--- start of GIVEN DATA ---

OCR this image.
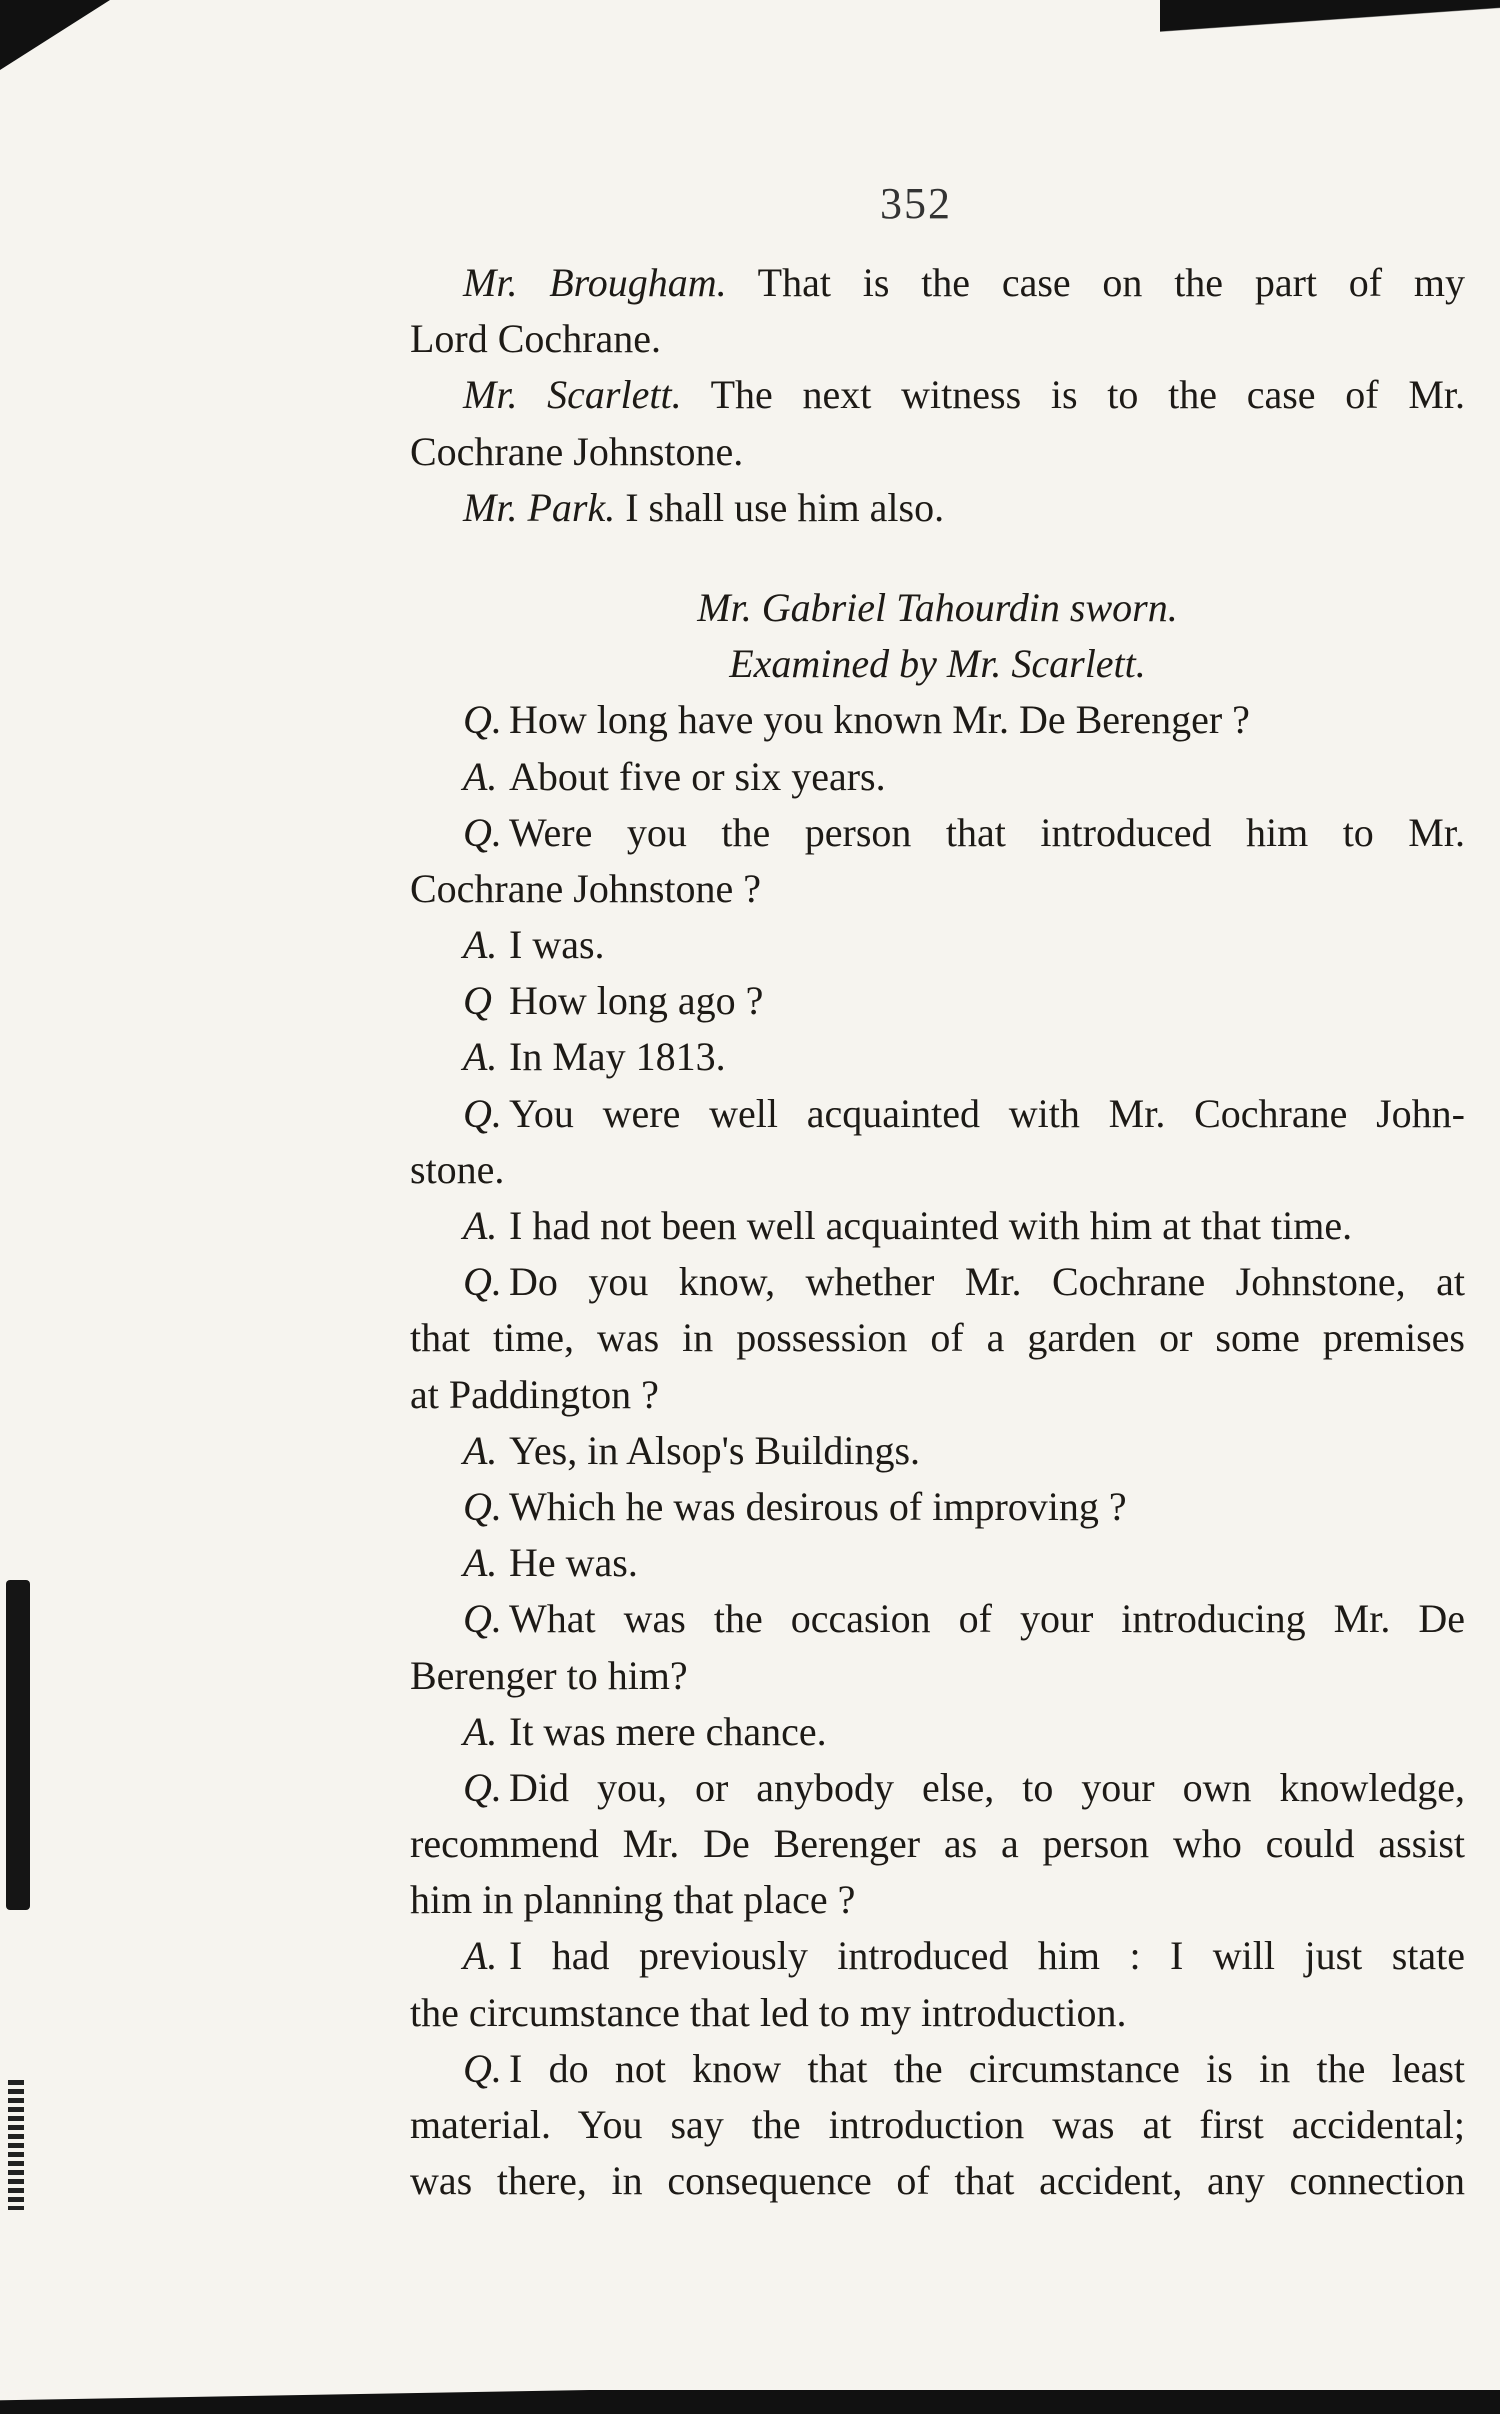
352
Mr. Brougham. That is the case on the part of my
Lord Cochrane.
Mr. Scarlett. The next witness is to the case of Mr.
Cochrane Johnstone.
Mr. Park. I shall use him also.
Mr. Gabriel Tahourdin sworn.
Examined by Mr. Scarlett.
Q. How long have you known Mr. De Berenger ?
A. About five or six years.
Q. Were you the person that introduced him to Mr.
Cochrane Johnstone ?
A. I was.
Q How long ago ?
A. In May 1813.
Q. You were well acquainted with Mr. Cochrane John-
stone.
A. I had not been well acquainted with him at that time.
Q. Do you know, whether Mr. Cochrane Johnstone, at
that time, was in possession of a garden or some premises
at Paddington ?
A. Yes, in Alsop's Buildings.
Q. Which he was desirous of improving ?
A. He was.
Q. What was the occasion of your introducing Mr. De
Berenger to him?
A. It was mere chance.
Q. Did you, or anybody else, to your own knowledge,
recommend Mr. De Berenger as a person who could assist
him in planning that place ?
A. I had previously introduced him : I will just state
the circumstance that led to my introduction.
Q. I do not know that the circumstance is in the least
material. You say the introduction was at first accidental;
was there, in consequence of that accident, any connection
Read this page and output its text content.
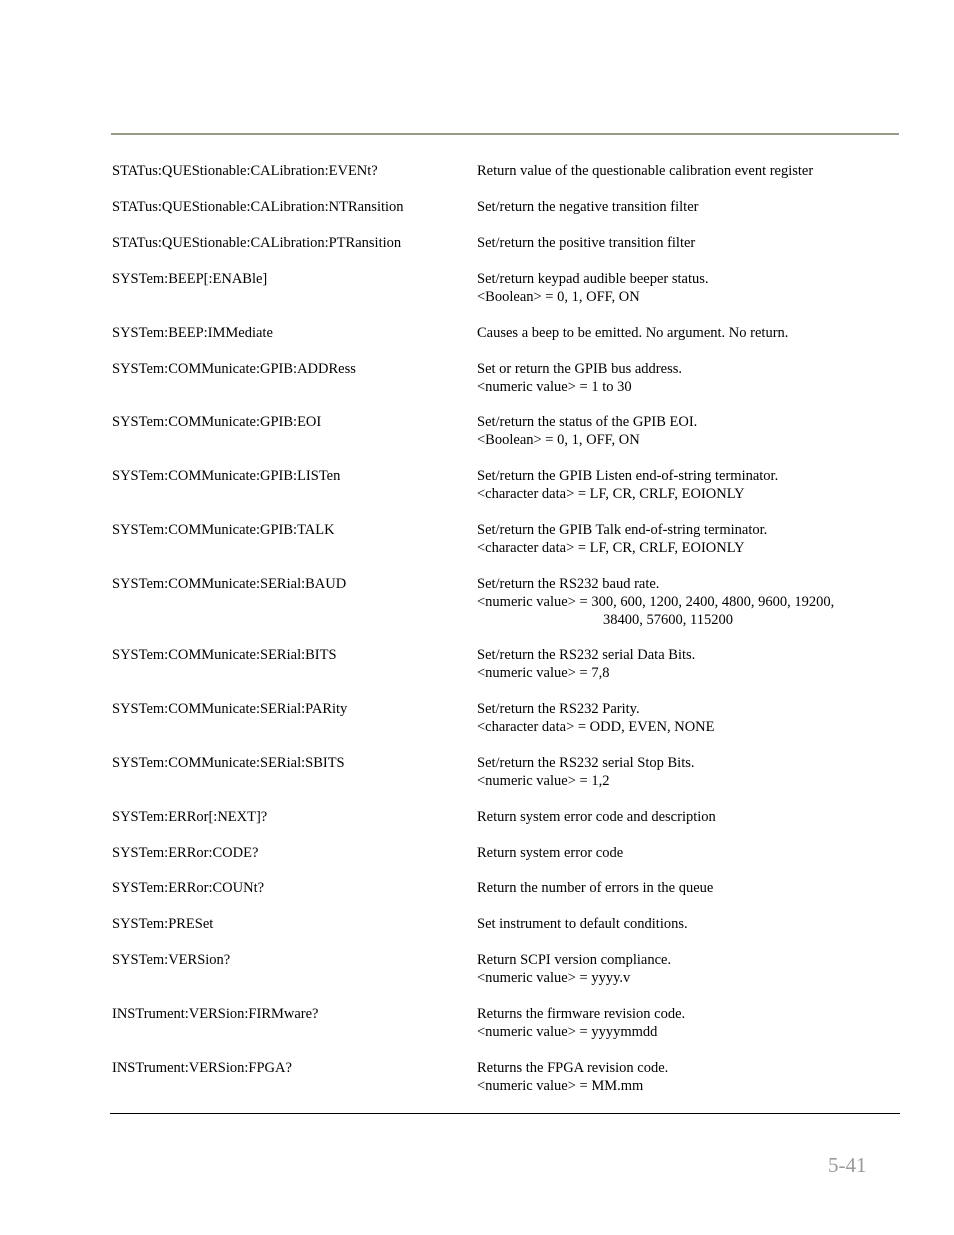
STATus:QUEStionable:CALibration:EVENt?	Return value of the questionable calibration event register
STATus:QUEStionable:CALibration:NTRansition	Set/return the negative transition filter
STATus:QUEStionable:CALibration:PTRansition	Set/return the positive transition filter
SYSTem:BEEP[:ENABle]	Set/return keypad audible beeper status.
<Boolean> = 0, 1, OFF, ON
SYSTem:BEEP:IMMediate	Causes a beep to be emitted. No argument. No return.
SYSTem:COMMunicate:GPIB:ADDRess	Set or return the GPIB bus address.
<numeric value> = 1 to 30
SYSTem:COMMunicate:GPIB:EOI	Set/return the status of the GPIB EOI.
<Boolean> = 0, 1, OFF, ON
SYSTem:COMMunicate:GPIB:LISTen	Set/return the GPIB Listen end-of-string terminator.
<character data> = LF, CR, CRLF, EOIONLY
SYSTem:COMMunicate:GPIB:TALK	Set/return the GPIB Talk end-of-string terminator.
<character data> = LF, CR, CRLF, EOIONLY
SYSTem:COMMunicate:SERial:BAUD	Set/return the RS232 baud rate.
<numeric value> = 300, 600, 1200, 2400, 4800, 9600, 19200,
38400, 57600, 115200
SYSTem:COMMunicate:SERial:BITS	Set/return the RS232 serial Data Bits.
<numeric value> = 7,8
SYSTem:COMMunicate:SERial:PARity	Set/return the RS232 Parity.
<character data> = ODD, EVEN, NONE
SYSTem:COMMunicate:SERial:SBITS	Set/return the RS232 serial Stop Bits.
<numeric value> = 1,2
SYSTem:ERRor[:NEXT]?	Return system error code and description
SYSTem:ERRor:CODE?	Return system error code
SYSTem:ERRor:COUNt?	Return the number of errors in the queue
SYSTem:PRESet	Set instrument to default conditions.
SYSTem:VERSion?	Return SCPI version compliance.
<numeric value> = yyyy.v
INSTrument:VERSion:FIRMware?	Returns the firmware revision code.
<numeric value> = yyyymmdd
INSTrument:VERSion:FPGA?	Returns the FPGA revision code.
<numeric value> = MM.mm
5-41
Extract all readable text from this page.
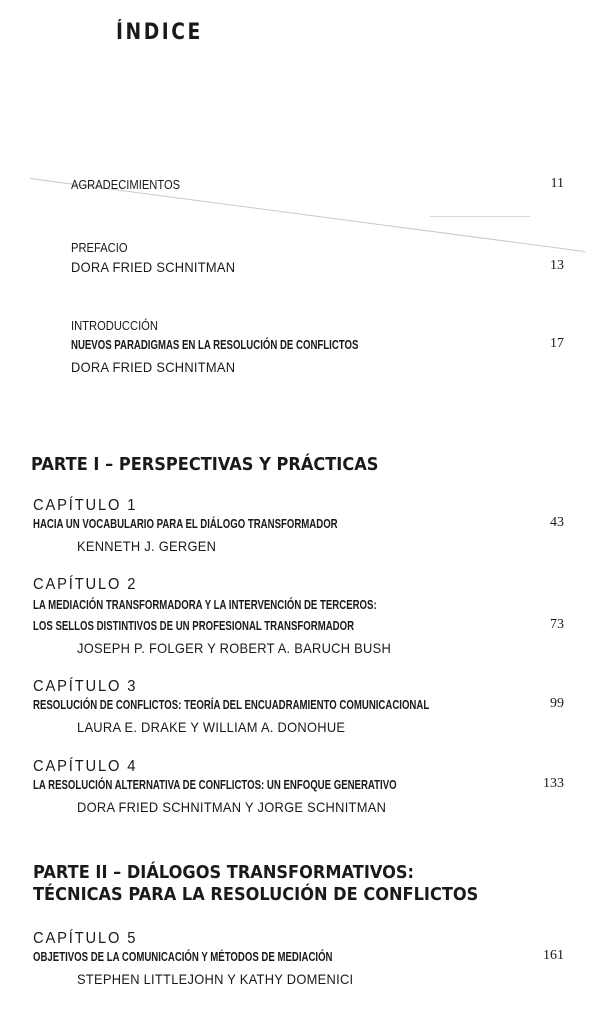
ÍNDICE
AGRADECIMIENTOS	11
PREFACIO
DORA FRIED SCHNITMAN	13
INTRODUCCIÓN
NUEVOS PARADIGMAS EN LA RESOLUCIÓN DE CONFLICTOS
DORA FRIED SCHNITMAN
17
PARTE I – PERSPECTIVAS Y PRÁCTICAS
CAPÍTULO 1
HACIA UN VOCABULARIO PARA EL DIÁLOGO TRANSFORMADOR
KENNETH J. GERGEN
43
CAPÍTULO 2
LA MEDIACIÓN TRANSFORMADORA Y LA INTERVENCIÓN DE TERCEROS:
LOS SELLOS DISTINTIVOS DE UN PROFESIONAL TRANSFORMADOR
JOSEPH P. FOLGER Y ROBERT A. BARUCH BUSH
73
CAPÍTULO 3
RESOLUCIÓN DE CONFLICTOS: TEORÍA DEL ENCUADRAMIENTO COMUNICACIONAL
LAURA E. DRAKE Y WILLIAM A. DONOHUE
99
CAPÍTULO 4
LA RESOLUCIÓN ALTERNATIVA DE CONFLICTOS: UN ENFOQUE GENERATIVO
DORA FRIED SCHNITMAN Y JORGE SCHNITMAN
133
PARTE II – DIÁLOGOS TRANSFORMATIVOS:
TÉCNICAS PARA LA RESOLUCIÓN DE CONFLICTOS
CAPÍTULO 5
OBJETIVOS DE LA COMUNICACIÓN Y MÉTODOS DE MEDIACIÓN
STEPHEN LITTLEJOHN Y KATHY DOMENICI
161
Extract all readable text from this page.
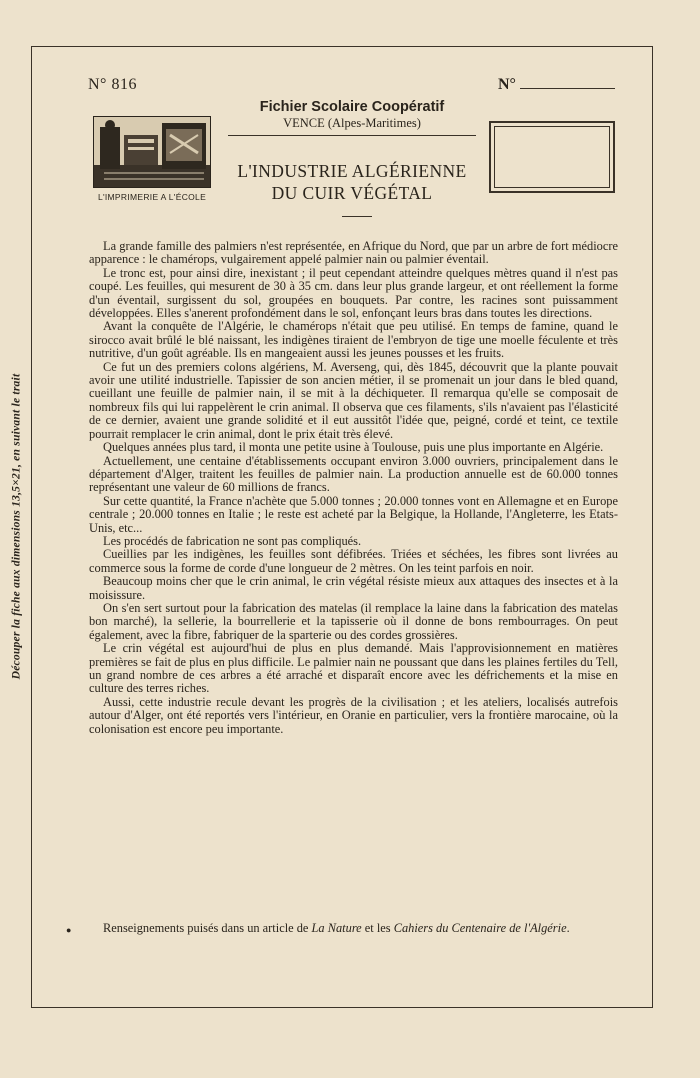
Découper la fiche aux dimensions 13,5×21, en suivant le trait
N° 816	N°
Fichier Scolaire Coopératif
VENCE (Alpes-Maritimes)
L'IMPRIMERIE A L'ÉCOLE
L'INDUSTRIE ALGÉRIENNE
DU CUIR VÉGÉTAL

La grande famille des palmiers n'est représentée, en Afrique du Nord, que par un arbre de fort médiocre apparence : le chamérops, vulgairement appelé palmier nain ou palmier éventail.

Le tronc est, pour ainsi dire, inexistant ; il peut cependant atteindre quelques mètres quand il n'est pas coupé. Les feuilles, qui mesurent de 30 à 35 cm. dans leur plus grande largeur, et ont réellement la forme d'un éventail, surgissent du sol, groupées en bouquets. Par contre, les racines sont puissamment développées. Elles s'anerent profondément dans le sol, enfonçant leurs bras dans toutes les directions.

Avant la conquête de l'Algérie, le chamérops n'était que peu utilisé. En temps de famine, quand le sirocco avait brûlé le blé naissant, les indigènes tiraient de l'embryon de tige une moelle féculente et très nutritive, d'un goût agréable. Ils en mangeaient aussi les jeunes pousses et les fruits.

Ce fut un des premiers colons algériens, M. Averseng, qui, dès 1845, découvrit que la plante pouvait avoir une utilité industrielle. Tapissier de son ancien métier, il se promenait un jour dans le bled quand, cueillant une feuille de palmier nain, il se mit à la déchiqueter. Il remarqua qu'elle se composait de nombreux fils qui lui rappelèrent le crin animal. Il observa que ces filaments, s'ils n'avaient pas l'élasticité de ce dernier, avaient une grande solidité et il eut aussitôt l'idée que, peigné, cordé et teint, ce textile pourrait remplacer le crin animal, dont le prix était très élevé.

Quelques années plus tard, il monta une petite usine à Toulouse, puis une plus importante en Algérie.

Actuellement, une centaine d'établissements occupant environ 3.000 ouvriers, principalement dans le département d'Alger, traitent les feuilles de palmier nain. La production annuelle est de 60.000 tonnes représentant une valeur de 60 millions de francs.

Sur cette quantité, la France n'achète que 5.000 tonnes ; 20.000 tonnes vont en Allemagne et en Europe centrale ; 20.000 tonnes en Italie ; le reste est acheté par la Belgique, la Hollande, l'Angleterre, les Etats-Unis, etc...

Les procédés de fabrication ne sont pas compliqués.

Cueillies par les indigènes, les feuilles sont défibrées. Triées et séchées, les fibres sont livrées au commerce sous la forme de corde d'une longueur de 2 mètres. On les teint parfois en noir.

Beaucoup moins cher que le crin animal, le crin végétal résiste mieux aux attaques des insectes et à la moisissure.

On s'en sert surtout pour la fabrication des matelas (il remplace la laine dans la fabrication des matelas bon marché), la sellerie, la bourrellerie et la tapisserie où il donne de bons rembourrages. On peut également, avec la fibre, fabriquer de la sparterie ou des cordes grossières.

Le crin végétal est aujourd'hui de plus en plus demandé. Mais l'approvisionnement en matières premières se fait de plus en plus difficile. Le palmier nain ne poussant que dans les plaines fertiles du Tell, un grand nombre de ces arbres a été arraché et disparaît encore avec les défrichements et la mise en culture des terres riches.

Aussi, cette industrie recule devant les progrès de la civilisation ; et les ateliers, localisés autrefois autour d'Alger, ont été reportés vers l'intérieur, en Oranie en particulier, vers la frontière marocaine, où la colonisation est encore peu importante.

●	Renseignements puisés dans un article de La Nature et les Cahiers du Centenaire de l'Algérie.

--- end of GIVEN DATA ---

WRITTEN TASK
Give the count of lines in the listing above that include "revision", with no other words.

OUTPUT OF THE EXERCISE
2